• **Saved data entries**

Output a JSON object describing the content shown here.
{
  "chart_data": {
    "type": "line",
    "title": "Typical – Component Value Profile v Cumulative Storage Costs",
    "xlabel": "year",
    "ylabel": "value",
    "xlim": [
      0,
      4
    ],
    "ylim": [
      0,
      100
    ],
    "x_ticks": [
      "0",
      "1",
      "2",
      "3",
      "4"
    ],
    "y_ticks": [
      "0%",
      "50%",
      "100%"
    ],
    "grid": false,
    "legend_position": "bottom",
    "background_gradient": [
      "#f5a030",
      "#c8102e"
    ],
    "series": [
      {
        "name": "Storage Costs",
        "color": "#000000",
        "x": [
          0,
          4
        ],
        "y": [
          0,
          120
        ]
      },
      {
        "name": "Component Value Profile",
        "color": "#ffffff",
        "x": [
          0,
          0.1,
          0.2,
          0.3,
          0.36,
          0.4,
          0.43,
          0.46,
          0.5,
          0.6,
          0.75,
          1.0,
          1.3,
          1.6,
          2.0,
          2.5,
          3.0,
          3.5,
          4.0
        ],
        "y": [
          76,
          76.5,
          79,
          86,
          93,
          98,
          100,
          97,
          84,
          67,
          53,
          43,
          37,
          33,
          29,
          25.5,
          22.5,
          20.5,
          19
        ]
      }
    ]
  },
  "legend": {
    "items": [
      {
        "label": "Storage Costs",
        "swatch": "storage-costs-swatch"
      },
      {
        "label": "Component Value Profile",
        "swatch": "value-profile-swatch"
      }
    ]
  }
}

• **Task to carry out**
Retype the data in full and match it exactly.

• **Task answer**
Output a JSON object describing the content shown here.
{
  "chart_data": {
    "type": "line",
    "title": "Typical – Component Value Profile v Cumulative Storage Costs",
    "xlabel": "year",
    "ylabel": "value",
    "xlim": [
      0,
      4
    ],
    "ylim": [
      0,
      100
    ],
    "x_ticks": [
      "0",
      "1",
      "2",
      "3",
      "4"
    ],
    "y_ticks": [
      "0%",
      "50%",
      "100%"
    ],
    "grid": false,
    "legend_position": "bottom",
    "background_gradient": [
      "#f5a030",
      "#c8102e"
    ],
    "series": [
      {
        "name": "Storage Costs",
        "color": "#000000",
        "x": [
          0,
          4
        ],
        "y": [
          0,
          120
        ]
      },
      {
        "name": "Component Value Profile",
        "color": "#ffffff",
        "x": [
          0,
          0.1,
          0.2,
          0.3,
          0.36,
          0.4,
          0.43,
          0.46,
          0.5,
          0.6,
          0.75,
          1.0,
          1.3,
          1.6,
          2.0,
          2.5,
          3.0,
          3.5,
          4.0
        ],
        "y": [
          76,
          76.5,
          79,
          86,
          93,
          98,
          100,
          97,
          84,
          67,
          53,
          43,
          37,
          33,
          29,
          25.5,
          22.5,
          20.5,
          19
        ]
      }
    ]
  },
  "legend": {
    "items": [
      {
        "label": "Storage Costs",
        "swatch": "storage-costs-swatch"
      },
      {
        "label": "Component Value Profile",
        "swatch": "value-profile-swatch"
      }
    ]
  }
}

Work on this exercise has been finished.